** start Dataset **

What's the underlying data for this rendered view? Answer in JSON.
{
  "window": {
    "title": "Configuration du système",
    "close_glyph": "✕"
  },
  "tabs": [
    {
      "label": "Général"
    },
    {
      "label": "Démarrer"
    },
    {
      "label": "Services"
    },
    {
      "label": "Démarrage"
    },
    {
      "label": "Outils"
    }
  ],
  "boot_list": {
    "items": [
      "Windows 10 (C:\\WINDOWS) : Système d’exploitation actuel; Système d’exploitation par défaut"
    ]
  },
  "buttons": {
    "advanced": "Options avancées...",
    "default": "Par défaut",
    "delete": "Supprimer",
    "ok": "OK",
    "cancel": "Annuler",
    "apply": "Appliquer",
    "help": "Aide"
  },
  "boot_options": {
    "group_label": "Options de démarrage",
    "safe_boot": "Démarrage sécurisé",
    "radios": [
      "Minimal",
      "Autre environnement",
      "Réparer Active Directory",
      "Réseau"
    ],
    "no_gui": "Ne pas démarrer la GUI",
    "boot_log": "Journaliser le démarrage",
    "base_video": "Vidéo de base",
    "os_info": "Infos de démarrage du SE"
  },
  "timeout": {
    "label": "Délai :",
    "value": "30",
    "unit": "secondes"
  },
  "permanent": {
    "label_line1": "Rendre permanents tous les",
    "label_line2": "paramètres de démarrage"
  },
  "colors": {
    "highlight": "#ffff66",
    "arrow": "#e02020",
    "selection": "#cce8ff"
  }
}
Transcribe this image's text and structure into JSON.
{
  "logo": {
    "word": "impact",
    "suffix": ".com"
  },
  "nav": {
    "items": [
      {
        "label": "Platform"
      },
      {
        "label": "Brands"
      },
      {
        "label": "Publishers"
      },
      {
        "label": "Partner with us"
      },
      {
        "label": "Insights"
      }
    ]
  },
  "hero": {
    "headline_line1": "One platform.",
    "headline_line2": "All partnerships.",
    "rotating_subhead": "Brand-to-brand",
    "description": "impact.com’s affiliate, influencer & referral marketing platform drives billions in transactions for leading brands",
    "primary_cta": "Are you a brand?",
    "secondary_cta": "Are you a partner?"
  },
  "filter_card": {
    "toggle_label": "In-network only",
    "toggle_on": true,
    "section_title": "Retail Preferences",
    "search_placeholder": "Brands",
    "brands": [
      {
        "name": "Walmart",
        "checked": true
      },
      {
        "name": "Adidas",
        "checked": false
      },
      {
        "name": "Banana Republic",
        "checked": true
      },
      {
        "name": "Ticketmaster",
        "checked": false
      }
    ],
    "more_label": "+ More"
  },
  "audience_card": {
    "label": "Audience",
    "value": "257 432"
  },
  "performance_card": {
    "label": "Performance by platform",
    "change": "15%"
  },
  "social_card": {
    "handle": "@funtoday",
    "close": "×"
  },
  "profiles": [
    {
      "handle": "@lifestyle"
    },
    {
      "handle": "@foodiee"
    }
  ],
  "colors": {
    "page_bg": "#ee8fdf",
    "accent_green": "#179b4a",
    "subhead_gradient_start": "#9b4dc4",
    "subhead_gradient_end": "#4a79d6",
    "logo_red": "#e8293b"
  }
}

** end Dataset **

_Set problem_. Type out the material again exactly as presented.

_Solution to this exercise_.
What's the underlying data for this rendered view? Answer in JSON.
{
  "window": {
    "title": "Configuration du système",
    "close_glyph": "✕"
  },
  "tabs": [
    {
      "label": "Général"
    },
    {
      "label": "Démarrer"
    },
    {
      "label": "Services"
    },
    {
      "label": "Démarrage"
    },
    {
      "label": "Outils"
    }
  ],
  "boot_list": {
    "items": [
      "Windows 10 (C:\\WINDOWS) : Système d’exploitation actuel; Système d’exploitation par défaut"
    ]
  },
  "buttons": {
    "advanced": "Options avancées...",
    "default": "Par défaut",
    "delete": "Supprimer",
    "ok": "OK",
    "cancel": "Annuler",
    "apply": "Appliquer",
    "help": "Aide"
  },
  "boot_options": {
    "group_label": "Options de démarrage",
    "safe_boot": "Démarrage sécurisé",
    "radios": [
      "Minimal",
      "Autre environnement",
      "Réparer Active Directory",
      "Réseau"
    ],
    "no_gui": "Ne pas démarrer la GUI",
    "boot_log": "Journaliser le démarrage",
    "base_video": "Vidéo de base",
    "os_info": "Infos de démarrage du SE"
  },
  "timeout": {
    "label": "Délai :",
    "value": "30",
    "unit": "secondes"
  },
  "permanent": {
    "label_line1": "Rendre permanents tous les",
    "label_line2": "paramètres de démarrage"
  },
  "colors": {
    "highlight": "#ffff66",
    "arrow": "#e02020",
    "selection": "#cce8ff"
  }
}
Transcribe this image's text and structure into JSON.
{
  "logo": {
    "word": "impact",
    "suffix": ".com"
  },
  "nav": {
    "items": [
      {
        "label": "Platform"
      },
      {
        "label": "Brands"
      },
      {
        "label": "Publishers"
      },
      {
        "label": "Partner with us"
      },
      {
        "label": "Insights"
      }
    ]
  },
  "hero": {
    "headline_line1": "One platform.",
    "headline_line2": "All partnerships.",
    "rotating_subhead": "Brand-to-brand",
    "description": "impact.com’s affiliate, influencer & referral marketing platform drives billions in transactions for leading brands",
    "primary_cta": "Are you a brand?",
    "secondary_cta": "Are you a partner?"
  },
  "filter_card": {
    "toggle_label": "In-network only",
    "toggle_on": true,
    "section_title": "Retail Preferences",
    "search_placeholder": "Brands",
    "brands": [
      {
        "name": "Walmart",
        "checked": true
      },
      {
        "name": "Adidas",
        "checked": false
      },
      {
        "name": "Banana Republic",
        "checked": true
      },
      {
        "name": "Ticketmaster",
        "checked": false
      }
    ],
    "more_label": "+ More"
  },
  "audience_card": {
    "label": "Audience",
    "value": "257 432"
  },
  "performance_card": {
    "label": "Performance by platform",
    "change": "15%"
  },
  "social_card": {
    "handle": "@funtoday",
    "close": "×"
  },
  "profiles": [
    {
      "handle": "@lifestyle"
    },
    {
      "handle": "@foodiee"
    }
  ],
  "colors": {
    "page_bg": "#ee8fdf",
    "accent_green": "#179b4a",
    "subhead_gradient_start": "#9b4dc4",
    "subhead_gradient_end": "#4a79d6",
    "logo_red": "#e8293b"
  }
}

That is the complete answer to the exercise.